• [TASK DESCRIPTION]: Copy the lines of the data below exactly, from the line with "logo-tagline: Empowering Healthcare" to the line with "warning-diamond-icon <box>588 364", including both of those lines.

• [RECORDS FOR THIS EXERCISE]:
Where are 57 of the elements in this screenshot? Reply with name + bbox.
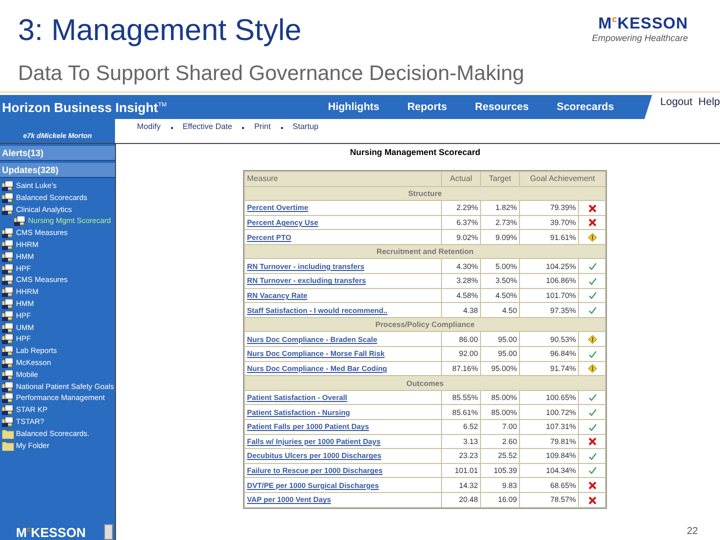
logo-tagline: Empowering Healthcare <box>592 33 688 44</box>
column-header: Measure <box>245 172 441 186</box>
account-link[interactable]: Help <box>698 96 720 108</box>
cross-icon <box>588 204 596 213</box>
account-link[interactable]: Logout <box>660 96 692 108</box>
folder-report-icon <box>2 416 14 427</box>
warning-diamond-icon <box>588 364 596 374</box>
sidebar-panel[interactable]: Updates(328) <box>0 163 115 178</box>
sidebar-panel[interactable]: Alerts(13) <box>0 146 115 161</box>
folder-report-icon <box>2 264 14 274</box>
column-header: Target <box>481 172 519 186</box>
column-header: Actual <box>442 172 480 186</box>
cross-icon <box>588 480 596 490</box>
warning-diamond-icon <box>588 232 596 242</box>
column-header: Goal Achievement <box>520 172 605 186</box>
folder-report-icon <box>2 204 14 215</box>
checkmark-icon <box>588 350 596 359</box>
scorecard-title: Nursing Management Scorecard <box>349 146 480 159</box>
folder-report-icon <box>2 322 14 333</box>
warning-diamond-icon <box>588 334 596 344</box>
slide-subtitle: Data To Support Shared Governance Decision-Making <box>18 62 524 86</box>
folder-report-icon <box>2 287 14 298</box>
folder-icon <box>2 428 14 439</box>
slide-title: 3: Management Style <box>18 13 302 49</box>
folder-report-icon <box>2 334 14 344</box>
toolbar-link[interactable]: Modify <box>137 122 161 131</box>
nav-link[interactable]: Highlights <box>328 101 380 113</box>
folder-report-icon <box>2 252 14 262</box>
nav-link[interactable]: Reports <box>407 101 448 113</box>
folder-report-icon <box>2 346 14 356</box>
folder-report-icon <box>2 192 14 203</box>
company-logo: M$^{c}$KESSON <box>16 525 86 540</box>
page-number: 22 <box>686 526 698 537</box>
company-logo: M$^{c}$KESSON <box>598 14 688 34</box>
cross-icon <box>588 496 596 505</box>
folder-report-icon <box>2 240 14 250</box>
toolbar-link[interactable]: Effective Date <box>182 122 232 131</box>
folder-report-icon <box>14 216 26 226</box>
app-title: Horizon Business Insight$^{TM}$ <box>1 100 168 114</box>
folder-report-icon <box>2 310 14 321</box>
toolbar-link[interactable]: Print <box>254 122 271 131</box>
nav-link[interactable]: Scorecards <box>556 101 614 113</box>
folder-report-icon <box>2 181 14 191</box>
nav-link[interactable]: Resources <box>475 101 529 113</box>
scrollbar[interactable] <box>104 524 113 540</box>
folder-report-icon <box>2 382 14 392</box>
folder-report-icon <box>2 370 14 380</box>
folder-report-icon <box>2 228 14 238</box>
cross-icon <box>588 218 596 228</box>
folder-report-icon <box>2 358 14 368</box>
folder-report-icon <box>2 393 14 404</box>
folder-report-icon <box>2 298 14 309</box>
cross-icon <box>588 437 596 446</box>
toolbar-link[interactable]: Startup <box>292 122 318 131</box>
folder-report-icon <box>2 405 14 416</box>
folder-report-icon <box>2 275 14 286</box>
folder-icon <box>2 440 14 451</box>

• [ANSWER FOR THE TASK]:
logo-tagline: Empowering Healthcare <box>592 33 688 44</box>
column-header: Measure <box>245 172 441 186</box>
account-link[interactable]: Help <box>698 96 720 108</box>
cross-icon <box>588 204 596 213</box>
account-link[interactable]: Logout <box>660 96 692 108</box>
folder-report-icon <box>2 416 14 427</box>
warning-diamond-icon <box>588 364 596 374</box>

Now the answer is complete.